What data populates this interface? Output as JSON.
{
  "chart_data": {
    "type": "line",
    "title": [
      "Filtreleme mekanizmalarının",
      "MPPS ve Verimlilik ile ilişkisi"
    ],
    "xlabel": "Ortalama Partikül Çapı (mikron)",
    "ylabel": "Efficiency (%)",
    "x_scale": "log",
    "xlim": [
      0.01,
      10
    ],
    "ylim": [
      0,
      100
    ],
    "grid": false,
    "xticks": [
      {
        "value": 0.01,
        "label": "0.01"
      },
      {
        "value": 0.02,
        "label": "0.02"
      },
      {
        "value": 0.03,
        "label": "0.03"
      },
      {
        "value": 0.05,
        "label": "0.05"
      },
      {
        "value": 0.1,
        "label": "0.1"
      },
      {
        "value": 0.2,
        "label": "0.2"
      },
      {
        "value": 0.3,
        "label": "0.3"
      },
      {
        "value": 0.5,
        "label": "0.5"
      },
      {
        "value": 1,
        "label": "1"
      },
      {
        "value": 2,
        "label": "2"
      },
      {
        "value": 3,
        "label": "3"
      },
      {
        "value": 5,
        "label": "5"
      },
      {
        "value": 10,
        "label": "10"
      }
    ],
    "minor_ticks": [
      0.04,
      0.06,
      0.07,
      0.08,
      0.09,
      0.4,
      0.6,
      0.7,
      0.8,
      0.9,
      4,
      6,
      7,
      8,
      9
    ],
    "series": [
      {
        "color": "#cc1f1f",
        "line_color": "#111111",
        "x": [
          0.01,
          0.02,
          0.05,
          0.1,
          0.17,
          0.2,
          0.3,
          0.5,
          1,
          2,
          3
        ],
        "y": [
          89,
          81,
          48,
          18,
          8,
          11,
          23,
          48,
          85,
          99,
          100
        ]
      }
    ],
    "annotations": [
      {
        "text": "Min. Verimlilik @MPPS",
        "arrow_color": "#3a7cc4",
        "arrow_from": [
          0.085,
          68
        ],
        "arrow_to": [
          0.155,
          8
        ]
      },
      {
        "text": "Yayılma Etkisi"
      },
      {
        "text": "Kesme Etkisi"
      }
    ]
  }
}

==

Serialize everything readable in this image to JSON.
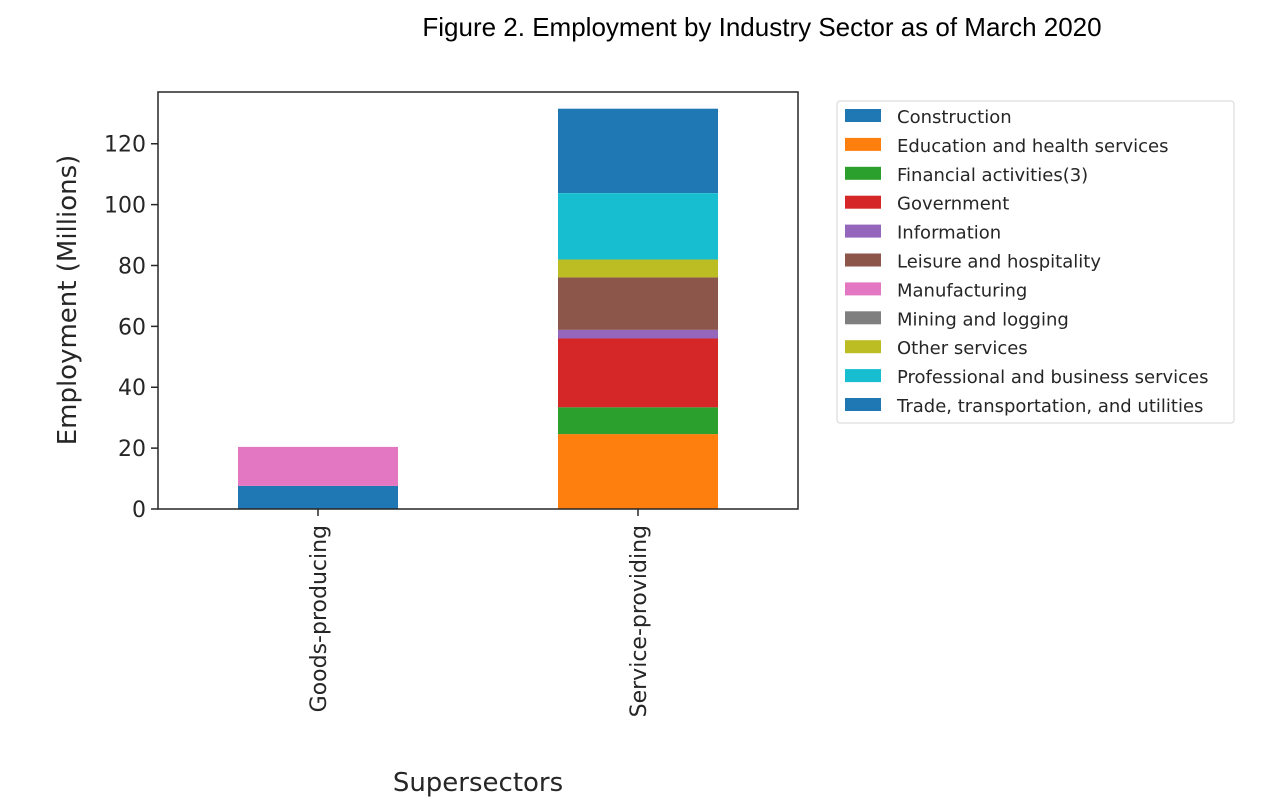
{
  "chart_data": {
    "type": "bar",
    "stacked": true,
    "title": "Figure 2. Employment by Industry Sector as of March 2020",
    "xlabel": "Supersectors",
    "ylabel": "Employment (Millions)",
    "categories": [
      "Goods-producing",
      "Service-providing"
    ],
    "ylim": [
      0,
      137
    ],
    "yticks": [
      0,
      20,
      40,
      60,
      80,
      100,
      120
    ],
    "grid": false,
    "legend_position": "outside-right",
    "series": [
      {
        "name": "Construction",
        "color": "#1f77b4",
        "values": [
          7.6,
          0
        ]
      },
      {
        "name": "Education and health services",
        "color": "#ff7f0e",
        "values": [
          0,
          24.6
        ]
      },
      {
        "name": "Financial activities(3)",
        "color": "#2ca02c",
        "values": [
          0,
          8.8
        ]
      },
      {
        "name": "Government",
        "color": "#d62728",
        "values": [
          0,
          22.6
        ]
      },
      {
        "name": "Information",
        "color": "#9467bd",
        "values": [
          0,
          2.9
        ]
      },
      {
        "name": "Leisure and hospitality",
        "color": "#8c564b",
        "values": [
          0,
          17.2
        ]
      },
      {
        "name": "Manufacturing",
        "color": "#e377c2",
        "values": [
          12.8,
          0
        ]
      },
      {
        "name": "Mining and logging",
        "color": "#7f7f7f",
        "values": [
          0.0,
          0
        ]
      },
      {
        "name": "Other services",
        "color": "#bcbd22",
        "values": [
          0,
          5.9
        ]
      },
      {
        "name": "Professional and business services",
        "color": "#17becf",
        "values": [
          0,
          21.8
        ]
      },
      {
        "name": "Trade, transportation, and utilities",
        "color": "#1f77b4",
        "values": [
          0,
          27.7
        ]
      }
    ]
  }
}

- What to work on -
Give only the number of lines in the material above that hold the word "Etkisi".

- Exercise solution -
2